*YOUR OBJECTIVE*: Determine how many lines of the records include "remote", and answer with the number alone.

*SOURCE DATA*:
══════════

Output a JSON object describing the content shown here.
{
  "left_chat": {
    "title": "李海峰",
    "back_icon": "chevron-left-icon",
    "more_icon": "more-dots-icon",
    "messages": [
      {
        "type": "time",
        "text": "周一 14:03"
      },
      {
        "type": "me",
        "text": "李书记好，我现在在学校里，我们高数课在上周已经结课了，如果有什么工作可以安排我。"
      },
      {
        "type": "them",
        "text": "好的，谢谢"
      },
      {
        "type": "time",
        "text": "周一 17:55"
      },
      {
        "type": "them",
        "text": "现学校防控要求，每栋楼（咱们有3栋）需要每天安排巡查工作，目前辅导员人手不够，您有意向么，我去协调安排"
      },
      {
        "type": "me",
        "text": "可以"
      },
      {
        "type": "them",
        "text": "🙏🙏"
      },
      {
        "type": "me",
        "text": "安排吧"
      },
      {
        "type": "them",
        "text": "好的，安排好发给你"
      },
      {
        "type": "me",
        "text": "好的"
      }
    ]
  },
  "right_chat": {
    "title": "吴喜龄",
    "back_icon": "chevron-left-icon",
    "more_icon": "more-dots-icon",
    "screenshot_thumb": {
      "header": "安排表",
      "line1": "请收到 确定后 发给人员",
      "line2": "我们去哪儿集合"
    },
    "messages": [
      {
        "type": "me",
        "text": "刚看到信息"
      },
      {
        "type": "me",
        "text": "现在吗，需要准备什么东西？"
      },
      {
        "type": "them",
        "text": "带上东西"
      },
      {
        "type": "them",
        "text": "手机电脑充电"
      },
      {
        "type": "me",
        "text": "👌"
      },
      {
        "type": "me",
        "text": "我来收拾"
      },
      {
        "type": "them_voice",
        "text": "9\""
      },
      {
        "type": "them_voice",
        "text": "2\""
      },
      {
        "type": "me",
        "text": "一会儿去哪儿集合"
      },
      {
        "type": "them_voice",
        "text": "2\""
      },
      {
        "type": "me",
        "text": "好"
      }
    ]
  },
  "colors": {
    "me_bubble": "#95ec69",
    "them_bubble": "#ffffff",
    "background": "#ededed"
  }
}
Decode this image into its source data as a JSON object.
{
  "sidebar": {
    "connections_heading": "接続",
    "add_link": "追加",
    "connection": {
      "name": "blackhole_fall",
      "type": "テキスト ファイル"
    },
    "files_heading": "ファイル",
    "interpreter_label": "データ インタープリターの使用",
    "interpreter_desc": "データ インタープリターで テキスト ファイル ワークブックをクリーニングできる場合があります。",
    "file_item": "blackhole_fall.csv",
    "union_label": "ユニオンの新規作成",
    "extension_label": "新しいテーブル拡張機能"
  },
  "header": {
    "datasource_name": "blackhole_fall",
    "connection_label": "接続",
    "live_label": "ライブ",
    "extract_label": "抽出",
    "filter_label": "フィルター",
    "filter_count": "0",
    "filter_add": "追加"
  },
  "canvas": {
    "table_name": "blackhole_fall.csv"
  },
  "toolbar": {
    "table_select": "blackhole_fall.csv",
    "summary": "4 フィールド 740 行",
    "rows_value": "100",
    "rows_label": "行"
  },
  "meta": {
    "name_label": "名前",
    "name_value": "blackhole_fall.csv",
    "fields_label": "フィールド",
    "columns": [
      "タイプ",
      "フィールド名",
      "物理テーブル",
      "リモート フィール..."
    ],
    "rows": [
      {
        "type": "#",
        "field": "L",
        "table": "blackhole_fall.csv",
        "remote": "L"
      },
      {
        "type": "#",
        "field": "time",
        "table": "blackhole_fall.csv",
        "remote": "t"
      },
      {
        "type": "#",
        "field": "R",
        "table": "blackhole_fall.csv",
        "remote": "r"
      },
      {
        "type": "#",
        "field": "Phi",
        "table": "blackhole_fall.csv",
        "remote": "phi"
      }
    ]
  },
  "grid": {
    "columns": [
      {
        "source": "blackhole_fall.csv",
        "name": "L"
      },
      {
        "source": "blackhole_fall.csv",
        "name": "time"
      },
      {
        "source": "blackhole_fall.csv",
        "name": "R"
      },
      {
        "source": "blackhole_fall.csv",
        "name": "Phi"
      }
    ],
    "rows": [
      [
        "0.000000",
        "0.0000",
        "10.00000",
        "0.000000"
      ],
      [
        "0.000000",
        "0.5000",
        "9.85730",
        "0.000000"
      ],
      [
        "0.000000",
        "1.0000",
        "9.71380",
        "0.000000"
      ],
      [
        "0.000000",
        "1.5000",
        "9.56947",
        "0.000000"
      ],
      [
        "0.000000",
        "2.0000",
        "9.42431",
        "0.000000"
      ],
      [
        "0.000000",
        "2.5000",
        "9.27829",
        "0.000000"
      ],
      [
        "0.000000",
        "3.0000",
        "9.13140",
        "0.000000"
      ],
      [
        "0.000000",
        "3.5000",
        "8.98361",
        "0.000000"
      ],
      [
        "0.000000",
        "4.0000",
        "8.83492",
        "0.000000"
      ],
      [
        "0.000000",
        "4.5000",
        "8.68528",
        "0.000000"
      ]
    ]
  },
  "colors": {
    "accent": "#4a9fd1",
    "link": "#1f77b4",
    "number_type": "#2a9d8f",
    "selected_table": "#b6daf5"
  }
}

══════════

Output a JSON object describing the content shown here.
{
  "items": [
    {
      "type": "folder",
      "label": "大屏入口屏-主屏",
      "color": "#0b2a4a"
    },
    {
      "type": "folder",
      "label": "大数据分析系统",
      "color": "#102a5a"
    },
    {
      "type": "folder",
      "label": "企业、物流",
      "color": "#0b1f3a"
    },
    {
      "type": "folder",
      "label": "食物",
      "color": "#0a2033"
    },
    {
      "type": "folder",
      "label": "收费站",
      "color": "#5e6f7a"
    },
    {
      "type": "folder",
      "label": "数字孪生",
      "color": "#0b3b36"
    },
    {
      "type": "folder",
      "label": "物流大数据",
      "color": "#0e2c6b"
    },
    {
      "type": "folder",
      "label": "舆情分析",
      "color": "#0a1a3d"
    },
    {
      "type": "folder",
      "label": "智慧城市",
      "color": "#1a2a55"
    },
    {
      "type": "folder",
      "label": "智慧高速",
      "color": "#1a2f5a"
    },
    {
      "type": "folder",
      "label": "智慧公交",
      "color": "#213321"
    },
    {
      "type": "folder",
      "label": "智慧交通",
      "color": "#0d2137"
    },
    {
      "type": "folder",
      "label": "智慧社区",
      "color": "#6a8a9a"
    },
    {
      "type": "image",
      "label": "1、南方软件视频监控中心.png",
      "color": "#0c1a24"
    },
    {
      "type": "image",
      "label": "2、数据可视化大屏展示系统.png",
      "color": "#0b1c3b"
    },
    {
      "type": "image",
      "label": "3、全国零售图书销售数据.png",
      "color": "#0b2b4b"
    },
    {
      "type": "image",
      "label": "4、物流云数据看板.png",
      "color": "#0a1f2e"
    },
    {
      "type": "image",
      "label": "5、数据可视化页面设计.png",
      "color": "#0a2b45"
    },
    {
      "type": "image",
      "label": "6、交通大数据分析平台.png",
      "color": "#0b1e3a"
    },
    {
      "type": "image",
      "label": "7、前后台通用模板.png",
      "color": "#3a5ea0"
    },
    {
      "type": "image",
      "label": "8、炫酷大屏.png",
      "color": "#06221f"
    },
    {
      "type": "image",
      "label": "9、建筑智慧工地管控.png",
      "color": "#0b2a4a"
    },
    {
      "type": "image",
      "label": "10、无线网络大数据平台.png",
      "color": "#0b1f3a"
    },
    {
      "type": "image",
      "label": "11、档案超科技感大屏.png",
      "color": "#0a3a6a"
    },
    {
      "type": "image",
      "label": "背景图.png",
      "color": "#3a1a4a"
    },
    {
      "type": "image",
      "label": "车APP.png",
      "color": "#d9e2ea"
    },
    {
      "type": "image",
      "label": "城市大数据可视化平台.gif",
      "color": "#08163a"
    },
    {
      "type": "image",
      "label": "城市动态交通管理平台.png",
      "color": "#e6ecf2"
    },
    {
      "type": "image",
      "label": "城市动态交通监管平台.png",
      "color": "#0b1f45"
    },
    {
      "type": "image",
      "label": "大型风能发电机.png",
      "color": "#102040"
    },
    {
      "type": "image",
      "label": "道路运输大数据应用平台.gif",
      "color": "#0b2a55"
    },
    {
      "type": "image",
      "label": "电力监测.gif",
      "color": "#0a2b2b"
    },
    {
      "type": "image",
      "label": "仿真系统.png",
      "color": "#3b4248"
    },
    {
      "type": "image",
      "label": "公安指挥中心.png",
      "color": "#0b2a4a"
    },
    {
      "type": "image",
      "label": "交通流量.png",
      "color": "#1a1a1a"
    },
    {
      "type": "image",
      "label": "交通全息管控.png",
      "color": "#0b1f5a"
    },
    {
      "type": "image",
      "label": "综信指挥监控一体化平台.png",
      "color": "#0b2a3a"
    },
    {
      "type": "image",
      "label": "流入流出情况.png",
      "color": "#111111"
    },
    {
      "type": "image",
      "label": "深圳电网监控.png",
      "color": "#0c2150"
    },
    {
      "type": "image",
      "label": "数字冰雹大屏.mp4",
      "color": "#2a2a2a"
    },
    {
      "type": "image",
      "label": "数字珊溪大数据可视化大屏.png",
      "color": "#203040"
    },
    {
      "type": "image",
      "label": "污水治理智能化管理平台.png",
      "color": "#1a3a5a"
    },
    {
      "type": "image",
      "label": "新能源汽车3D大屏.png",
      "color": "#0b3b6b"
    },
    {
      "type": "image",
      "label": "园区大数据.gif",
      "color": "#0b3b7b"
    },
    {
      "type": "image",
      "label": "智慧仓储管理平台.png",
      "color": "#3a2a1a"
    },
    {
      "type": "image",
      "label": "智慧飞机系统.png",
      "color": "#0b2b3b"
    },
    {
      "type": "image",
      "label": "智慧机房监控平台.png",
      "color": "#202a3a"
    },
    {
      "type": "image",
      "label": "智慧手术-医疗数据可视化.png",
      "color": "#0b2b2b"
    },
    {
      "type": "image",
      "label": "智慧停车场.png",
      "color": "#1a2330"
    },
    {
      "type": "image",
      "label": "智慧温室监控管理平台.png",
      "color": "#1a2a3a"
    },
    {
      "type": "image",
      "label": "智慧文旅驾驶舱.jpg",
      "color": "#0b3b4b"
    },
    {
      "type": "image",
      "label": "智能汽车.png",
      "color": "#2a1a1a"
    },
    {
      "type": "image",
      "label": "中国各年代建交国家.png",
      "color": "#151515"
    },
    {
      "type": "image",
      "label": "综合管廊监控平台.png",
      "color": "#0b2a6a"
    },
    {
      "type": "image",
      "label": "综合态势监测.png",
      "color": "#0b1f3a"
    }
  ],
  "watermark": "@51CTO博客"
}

══════════

*ANSWER IN FULL*: 4